EXERCISE DETAILS:
Lines that hold the word "sieben" should be located and copied.

** begin STORED RECORDS **

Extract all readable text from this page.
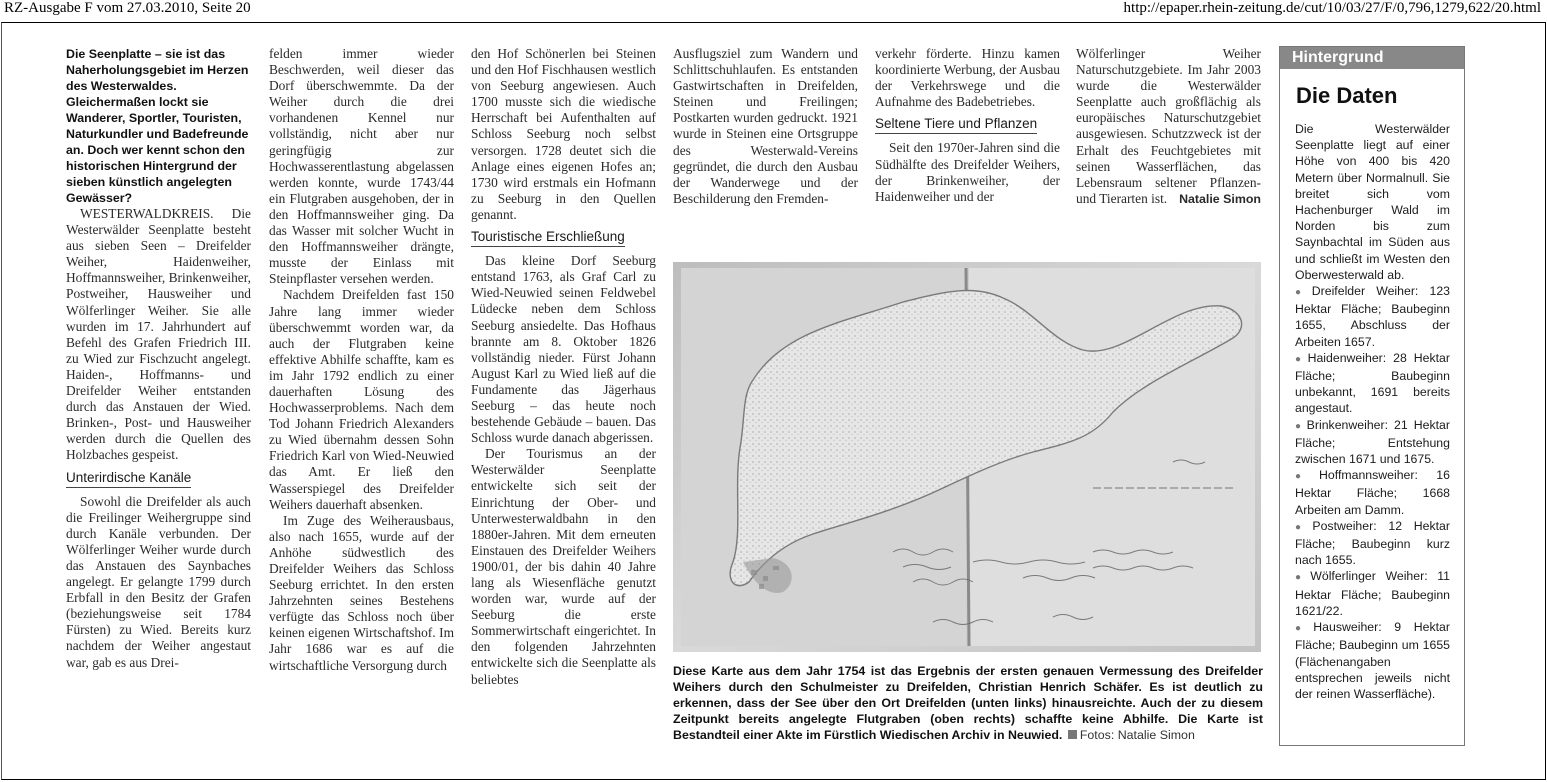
RZ-Ausgabe F vom 27.03.2010, Seite 20	http://epaper.rhein-zeitung.de/cut/10/03/27/F/0,796,1279,622/20.html

Die Seenplatte – sie ist das Naherholungsgebiet im Herzen des Westerwaldes. Gleichermaßen lockt sie Wanderer, Sportler, Touristen, Naturkundler und Badefreunde an. Doch wer kennt schon den historischen Hintergrund der sieben künstlich angelegten Gewässer?

WESTERWALDKREIS. Die Westerwälder Seenplatte besteht aus sieben Seen – Dreifelder Weiher, Haidenweiher, Hoffmannsweiher, Brinkenweiher, Postweiher, Hausweiher und Wölferlinger Weiher. Sie alle wurden im 17. Jahrhundert auf Befehl des Grafen Friedrich III. zu Wied zur Fischzucht angelegt. Haiden-, Hoffmanns- und Dreifelder Weiher entstanden durch das Anstauen der Wied. Brinken-, Post- und Hausweiher werden durch die Quellen des Holzbaches gespeist.

Unterirdische Kanäle

Sowohl die Dreifelder als auch die Freilinger Weihergruppe sind durch Kanäle verbunden. Der Wölferlinger Weiher wurde durch das Anstauen des Saynbaches angelegt. Er gelangte 1799 durch Erbfall in den Besitz der Grafen (beziehungsweise seit 1784 Fürsten) zu Wied. Bereits kurz nachdem der Weiher angestaut war, gab es aus Drei-

felden immer wieder Beschwerden, weil dieser das Dorf überschwemmte. Da der Weiher durch die drei vorhandenen Kennel nur vollständig, nicht aber nur geringfügig zur Hochwasserentlastung abgelassen werden konnte, wurde 1743/44 ein Flutgraben ausgehoben, der in den Hoffmannsweiher ging. Da das Wasser mit solcher Wucht in den Hoffmannsweiher drängte, musste der Einlass mit Steinpflaster versehen werden.

Nachdem Dreifelden fast 150 Jahre lang immer wieder überschwemmt worden war, da auch der Flutgraben keine effektive Abhilfe schaffte, kam es im Jahr 1792 endlich zu einer dauerhaften Lösung des Hochwasserproblems. Nach dem Tod Johann Friedrich Alexanders zu Wied übernahm dessen Sohn Friedrich Karl von Wied-Neuwied das Amt. Er ließ den Wasserspiegel des Dreifelder Weihers dauerhaft absenken.

Im Zuge des Weiherausbaus, also nach 1655, wurde auf der Anhöhe südwestlich des Dreifelder Weihers das Schloss Seeburg errichtet. In den ersten Jahrzehnten seines Bestehens verfügte das Schloss noch über keinen eigenen Wirtschaftshof. Im Jahr 1686 war es auf die wirtschaftliche Versorgung durch

den Hof Schönerlen bei Steinen und den Hof Fischhausen westlich von Seeburg angewiesen. Auch 1700 musste sich die wiedische Herrschaft bei Aufenthalten auf Schloss Seeburg noch selbst versorgen. 1728 deutet sich die Anlage eines eigenen Hofes an; 1730 wird erstmals ein Hofmann zu Seeburg in den Quellen genannt.

Touristische Erschließung

Das kleine Dorf Seeburg entstand 1763, als Graf Carl zu Wied-Neuwied seinen Feldwebel Lüdecke neben dem Schloss Seeburg ansiedelte. Das Hofhaus brannte am 8. Oktober 1826 vollständig nieder. Fürst Johann August Karl zu Wied ließ auf die Fundamente das Jägerhaus Seeburg – das heute noch bestehende Gebäude – bauen. Das Schloss wurde danach abgerissen.

Der Tourismus an der Westerwälder Seenplatte entwickelte sich seit der Einrichtung der Ober- und Unterwesterwaldbahn in den 1880er-Jahren. Mit dem erneuten Einstauen des Dreifelder Weihers 1900/01, der bis dahin 40 Jahre lang als Wiesenfläche genutzt worden war, wurde auf der Seeburg die erste Sommerwirtschaft eingerichtet. In den folgenden Jahrzehnten entwickelte sich die Seenplatte als beliebtes

Ausflugsziel zum Wandern und Schlittschuhlaufen. Es entstanden Gastwirtschaften in Dreifelden, Steinen und Freilingen; Postkarten wurden gedruckt. 1921 wurde in Steinen eine Ortsgruppe des Westerwald-Vereins gegründet, die durch den Ausbau der Wanderwege und der Beschilderung den Fremden-

verkehr förderte. Hinzu kamen koordinierte Werbung, der Ausbau der Verkehrswege und die Aufnahme des Badebetriebes.

Seltene Tiere und Pflanzen

Seit den 1970er-Jahren sind die Südhälfte des Dreifelder Weihers, der Brinkenweiher, der Haidenweiher und der

Wölferlinger Weiher Naturschutzgebiete. Im Jahr 2003 wurde die Westerwälder Seenplatte auch großflächig als europäisches Naturschutzgebiet ausgewiesen. Schutzzweck ist der Erhalt des Feuchtgebietes mit seinen Wasserflächen, das Lebensraum seltener Pflanzen- und Tierarten ist. Natalie Simon

Diese Karte aus dem Jahr 1754 ist das Ergebnis der ersten genauen Vermessung des Dreifelder Weihers durch den Schulmeister zu Dreifelden, Christian Henrich Schäfer. Es ist deutlich zu erkennen, dass der See über den Ort Dreifelden (unten links) hinausreichte. Auch der zu diesem Zeitpunkt bereits angelegte Flutgraben (oben rechts) schaffte keine Abhilfe. Die Karte ist Bestandteil einer Akte im Fürstlich Wiedischen Archiv in Neuwied. Fotos: Natalie Simon
Hintergrund
Die Daten

Die Westerwälder Seenplatte liegt auf einer Höhe von 400 bis 420 Metern über Normalnull. Sie breitet sich vom Hachenburger Wald im Norden bis zum Saynbachtal im Süden aus und schließt im Westen den Oberwesterwald ab.

● Dreifelder Weiher: 123 Hektar Fläche; Baubeginn 1655, Abschluss der Arbeiten 1657.

● Haidenweiher: 28 Hektar Fläche; Baubeginn unbekannt, 1691 bereits angestaut.

● Brinkenweiher: 21 Hektar Fläche; Entstehung zwischen 1671 und 1675.

● Hoffmannsweiher: 16 Hektar Fläche; 1668 Arbeiten am Damm.

● Postweiher: 12 Hektar Fläche; Baubeginn kurz nach 1655.

● Wölferlinger Weiher: 11 Hektar Fläche; Baubeginn 1621/22.

● Hausweiher: 9 Hektar Fläche; Baubeginn um 1655 (Flächenangaben entsprechen jeweils nicht der reinen Wasserfläche).
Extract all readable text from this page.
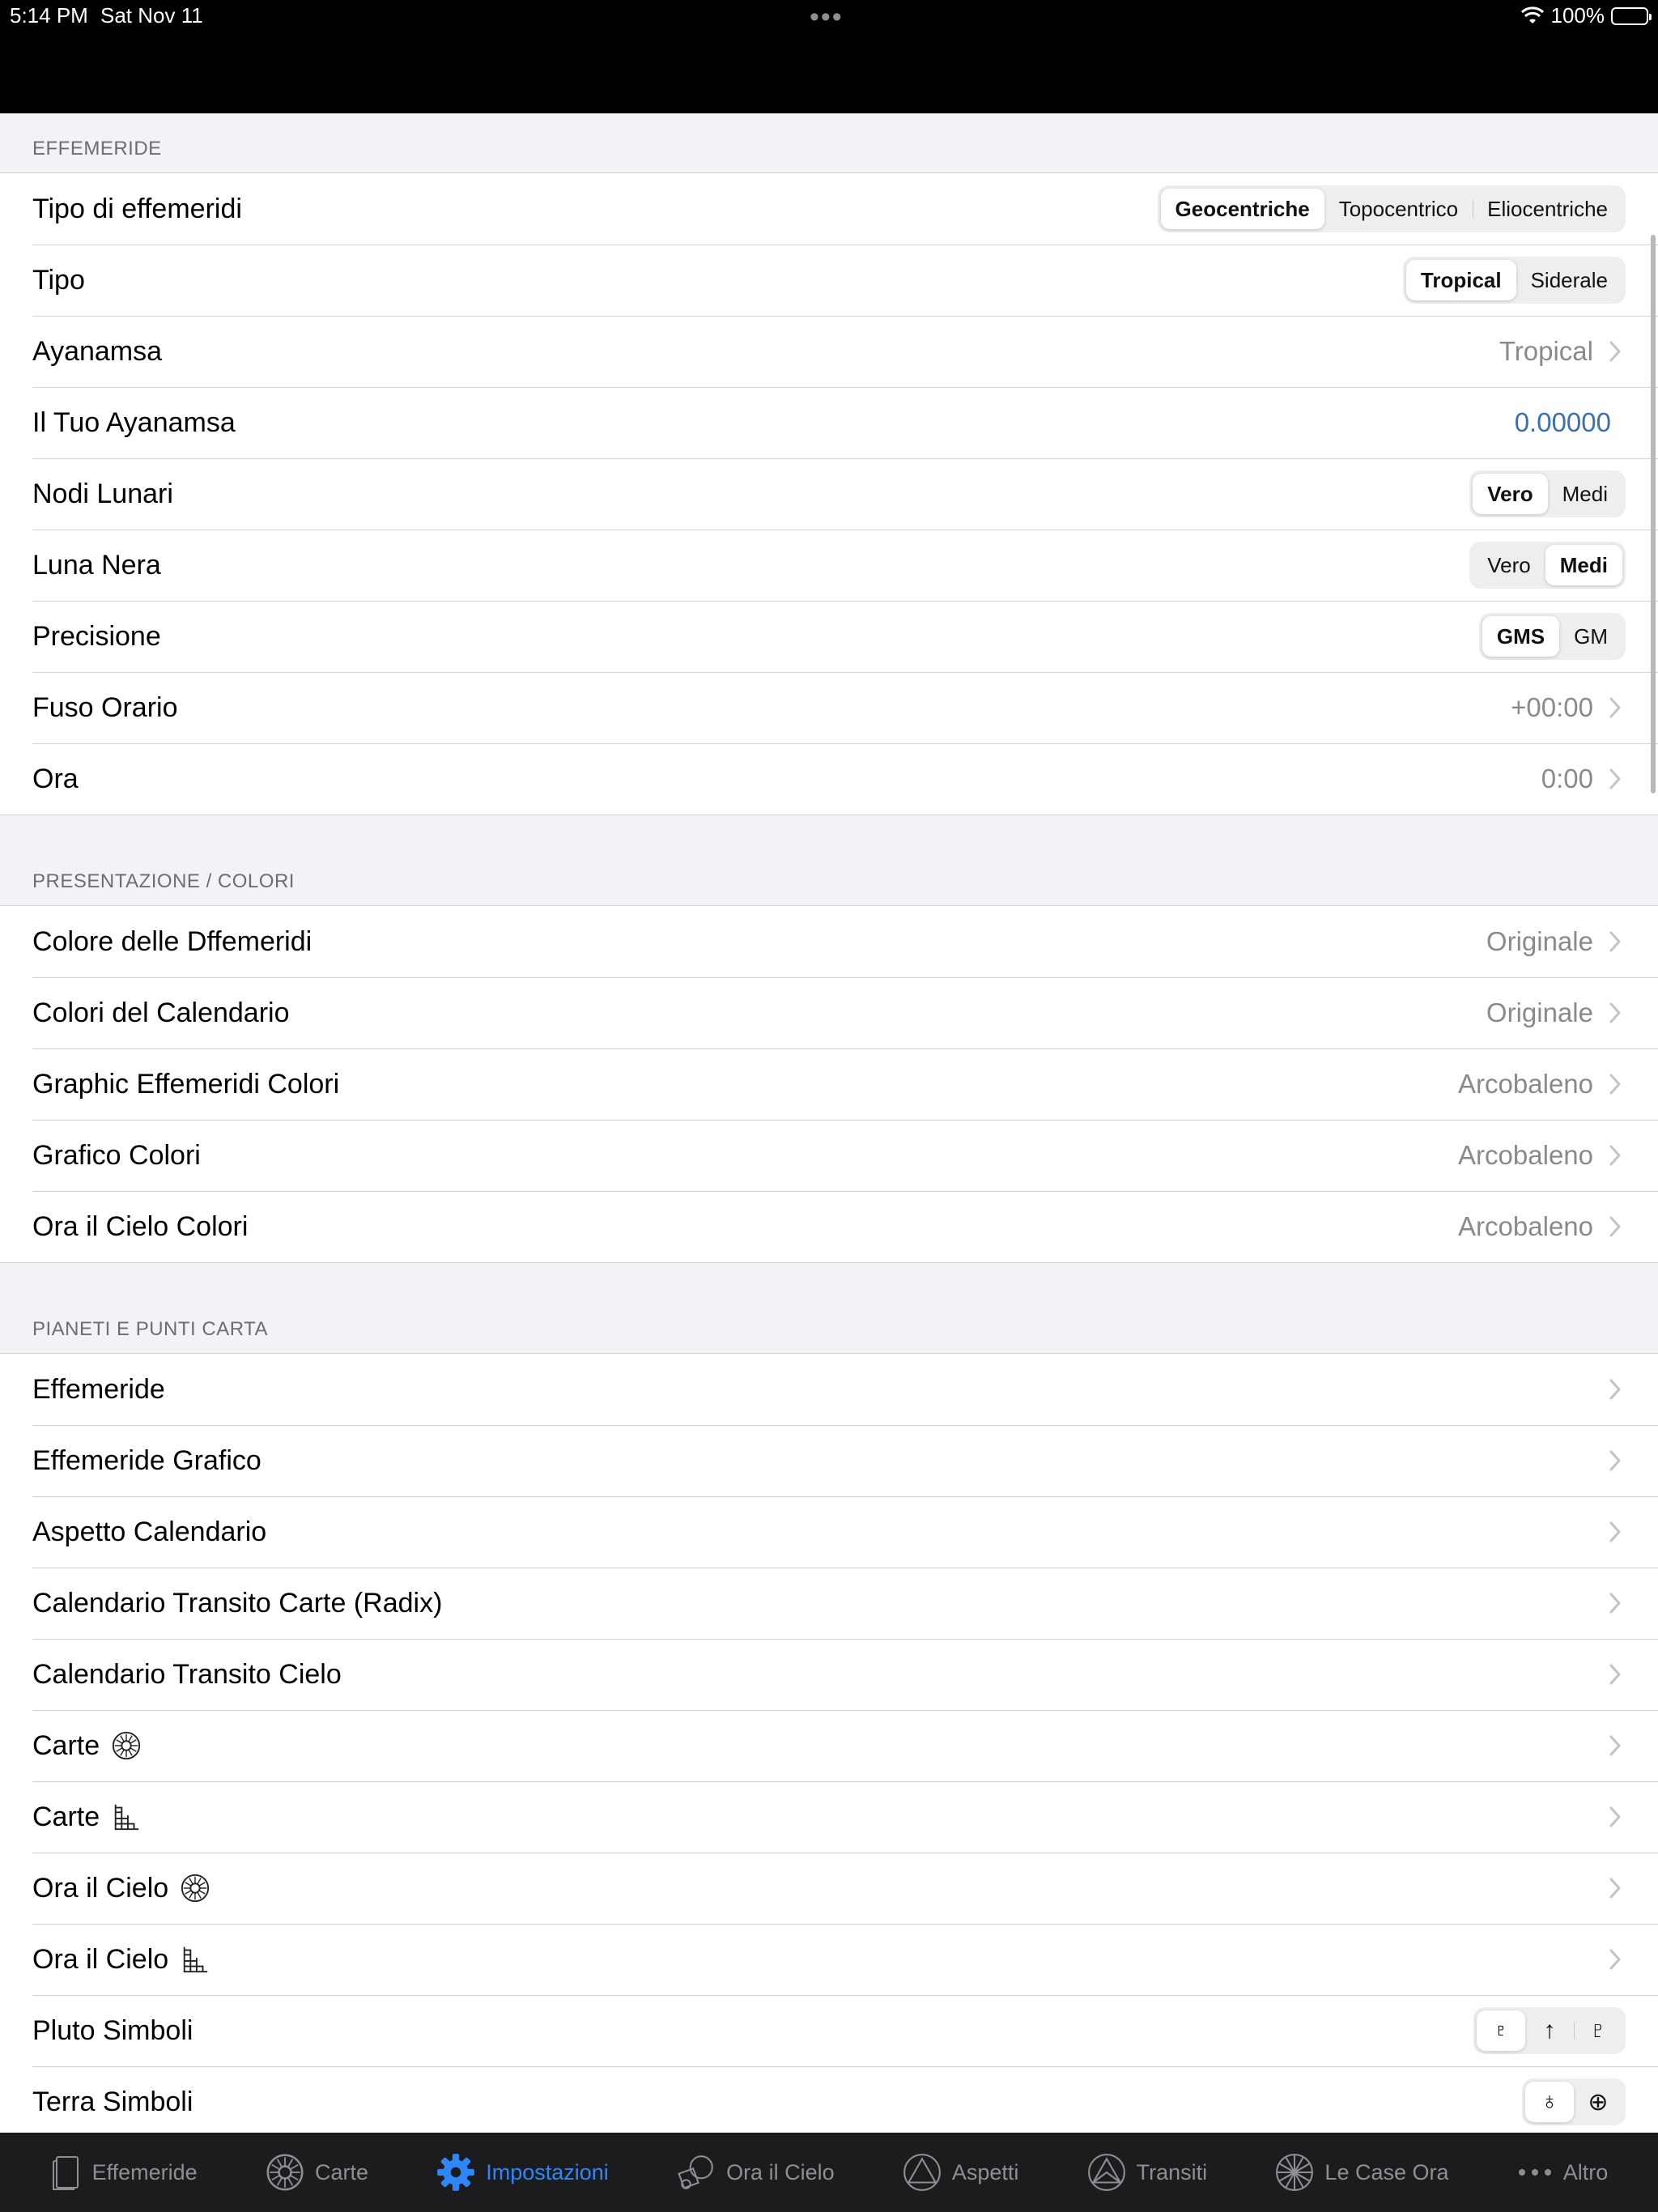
5:14 PM Sat Nov 11	•••	100%
EFFEMERIDE
Tipo di effemeridi	Geocentriche	Topocentrico	Eliocentriche
Tipo	Tropical	Siderale
Ayanamsa	Tropical
Il Tuo Ayanamsa	0.00000
Nodi Lunari	Vero	Medi
Luna Nera	Vero	Medi
Precisione	GMS	GM
Fuso Orario	+00:00
Ora	0:00
PRESENTAZIONE / COLORI
Colore delle Dffemeridi	Originale
Colori del Calendario	Originale
Graphic Effemeridi Colori	Arcobaleno
Grafico Colori	Arcobaleno
Ora il Cielo Colori	Arcobaleno
PIANETI E PUNTI CARTA
Effemeride
Effemeride Grafico
Aspetto Calendario
Calendario Transito Carte (Radix)
Calendario Transito Cielo
Carte
Carte
Ora il Cielo
Ora il Cielo
Pluto Simboli	♇	↑	♇
Terra Simboli	♁	⊕
Effemeride	Carte	Impostazioni	Ora il Cielo	Aspetti	Transiti	Le Case Ora	Altro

** end STORED RECORDS **

THE COMPLETED TASK:
Die Seenplatte – sie ist das Naherholungsgebiet im Herzen des Westerwaldes. Gleichermaßen lockt sie Wanderer, Sportler, Touristen, Naturkundler und Badefreunde an. Doch wer kennt schon den historischen Hintergrund der sieben künstlich angelegten Gewässer?
WESTERWALDKREIS. Die Westerwälder Seenplatte besteht aus sieben Seen – Dreifelder Weiher, Haidenweiher, Hoffmannsweiher, Brinkenweiher, Postweiher, Hausweiher und Wölferlinger Weiher. Sie alle wurden im 17. Jahrhundert auf Befehl des Grafen Friedrich III. zu Wied zur Fischzucht angelegt. Haiden-, Hoffmanns- und Dreifelder Weiher entstanden durch das Anstauen der Wied. Brinken-, Post- und Hausweiher werden durch die Quellen des Holzbaches gespeist.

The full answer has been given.